The task
Reproduce all the lines below exactly and omit the images.

[Dataset items]

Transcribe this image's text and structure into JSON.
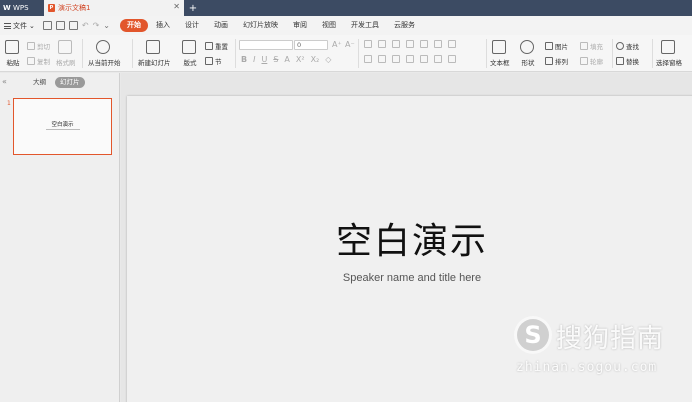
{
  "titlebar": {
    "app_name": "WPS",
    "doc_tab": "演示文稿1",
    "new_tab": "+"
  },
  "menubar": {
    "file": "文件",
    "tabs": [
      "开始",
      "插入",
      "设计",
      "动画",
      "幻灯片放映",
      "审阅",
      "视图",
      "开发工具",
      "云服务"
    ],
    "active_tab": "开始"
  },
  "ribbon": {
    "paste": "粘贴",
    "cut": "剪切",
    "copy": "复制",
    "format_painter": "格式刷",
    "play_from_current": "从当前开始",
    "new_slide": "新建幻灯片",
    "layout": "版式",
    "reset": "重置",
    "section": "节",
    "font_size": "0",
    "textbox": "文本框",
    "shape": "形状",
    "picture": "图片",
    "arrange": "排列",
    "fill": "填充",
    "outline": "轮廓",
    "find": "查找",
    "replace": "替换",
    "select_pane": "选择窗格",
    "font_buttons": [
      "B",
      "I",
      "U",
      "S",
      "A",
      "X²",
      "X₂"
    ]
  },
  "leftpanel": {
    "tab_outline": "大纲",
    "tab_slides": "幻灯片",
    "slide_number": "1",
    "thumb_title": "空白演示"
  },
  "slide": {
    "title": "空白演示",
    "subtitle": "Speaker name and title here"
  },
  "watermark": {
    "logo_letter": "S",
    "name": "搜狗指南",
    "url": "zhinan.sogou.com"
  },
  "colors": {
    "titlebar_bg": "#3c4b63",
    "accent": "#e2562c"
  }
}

Written solution
Transcribe this image's text and structure into JSON.
{
  "titlebar": {
    "app_name": "WPS",
    "doc_tab": "演示文稿1",
    "new_tab": "+"
  },
  "menubar": {
    "file": "文件",
    "tabs": [
      "开始",
      "插入",
      "设计",
      "动画",
      "幻灯片放映",
      "审阅",
      "视图",
      "开发工具",
      "云服务"
    ],
    "active_tab": "开始"
  },
  "ribbon": {
    "paste": "粘贴",
    "cut": "剪切",
    "copy": "复制",
    "format_painter": "格式刷",
    "play_from_current": "从当前开始",
    "new_slide": "新建幻灯片",
    "layout": "版式",
    "reset": "重置",
    "section": "节",
    "font_size": "0",
    "textbox": "文本框",
    "shape": "形状",
    "picture": "图片",
    "arrange": "排列",
    "fill": "填充",
    "outline": "轮廓",
    "find": "查找",
    "replace": "替换",
    "select_pane": "选择窗格",
    "font_buttons": [
      "B",
      "I",
      "U",
      "S",
      "A",
      "X²",
      "X₂"
    ]
  },
  "leftpanel": {
    "tab_outline": "大纲",
    "tab_slides": "幻灯片",
    "slide_number": "1",
    "thumb_title": "空白演示"
  },
  "slide": {
    "title": "空白演示",
    "subtitle": "Speaker name and title here"
  },
  "watermark": {
    "logo_letter": "S",
    "name": "搜狗指南",
    "url": "zhinan.sogou.com"
  },
  "colors": {
    "titlebar_bg": "#3c4b63",
    "accent": "#e2562c"
  }
}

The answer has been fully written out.